→ **Short problem**
Which lines hold the string "laksjdf"? Copy every one of them.

Collected data:
=======
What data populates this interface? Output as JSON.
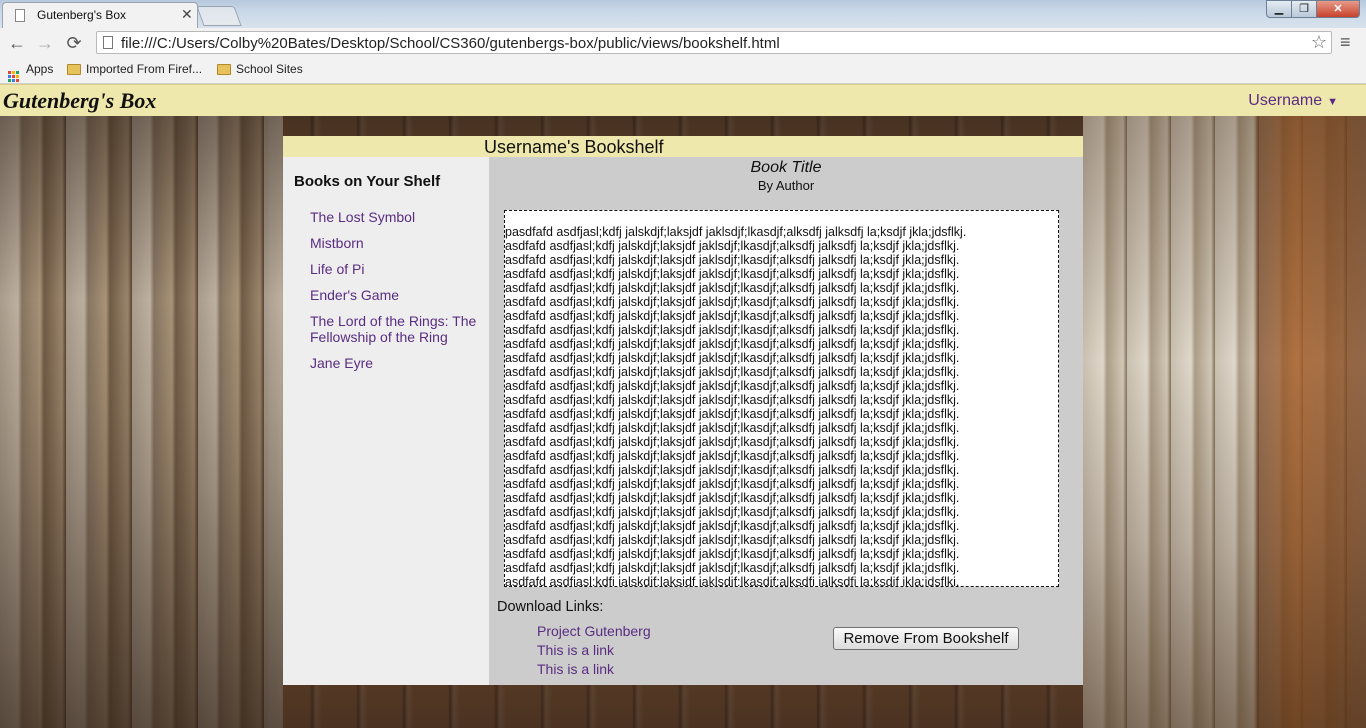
{
  "browser": {
    "tab_title": "Gutenberg's Box",
    "tab_close": "✕",
    "url": "file:///C:/Users/Colby%20Bates/Desktop/School/CS360/gutenbergs-box/public/views/bookshelf.html",
    "nav": {
      "back": "←",
      "forward": "→",
      "reload": "⟳"
    },
    "star": "☆",
    "menu": "≡",
    "window_buttons": {
      "minimize": "▁",
      "maximize": "❐",
      "close": "✕"
    },
    "bookmarks": [
      {
        "label": "Apps",
        "icon": "apps-grid-icon"
      },
      {
        "label": "Imported From Firef...",
        "icon": "folder-icon"
      },
      {
        "label": "School Sites",
        "icon": "folder-icon"
      }
    ]
  },
  "site": {
    "logo": "Gutenberg's Box",
    "user_menu": "Username",
    "user_caret": "▼"
  },
  "bookshelf": {
    "title": "Username's Bookshelf",
    "sidebar_heading": "Books on Your Shelf",
    "books": [
      "The Lost Symbol",
      "Mistborn",
      "Life of Pi",
      "Ender's Game",
      "The Lord of the Rings: The Fellowship of the Ring",
      "Jane Eyre"
    ],
    "book_title": "Book Title",
    "book_author": "By Author",
    "reader_first_line": "pasdfafd asdfjasl;kdfj jalskdjf;laksjdf jaklsdjf;lkasdjf;alksdfj jalksdfj la;ksdjf jkla;jdsflkj.",
    "reader_repeat_line": "asdfafd asdfjasl;kdfj jalskdjf;laksjdf jaklsdjf;lkasdjf;alksdfj jalksdfj la;ksdjf jkla;jdsflkj.",
    "download_heading": "Download Links:",
    "download_links": [
      "Project Gutenberg",
      "This is a link",
      "This is a link"
    ],
    "remove_button": "Remove From Bookshelf"
  },
  "colors": {
    "header_bg": "#efe8ad",
    "link": "#5a2d82",
    "panel_bg": "#cccccc",
    "sidebar_bg": "#eeeeee"
  }
}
=======
→ **Exercise response**
    "reader_first_line": "pasdfafd asdfjasl;kdfj jalskdjf;laksjdf jaklsdjf;lkasdjf;alksdfj jalksdfj la;ksdjf jkla;jdsflkj.",
    "reader_repeat_line": "asdfafd asdfjasl;kdfj jalskdjf;laksjdf jaklsdjf;lkasdjf;alksdfj jalksdfj la;ksdjf jkla;jdsflkj.",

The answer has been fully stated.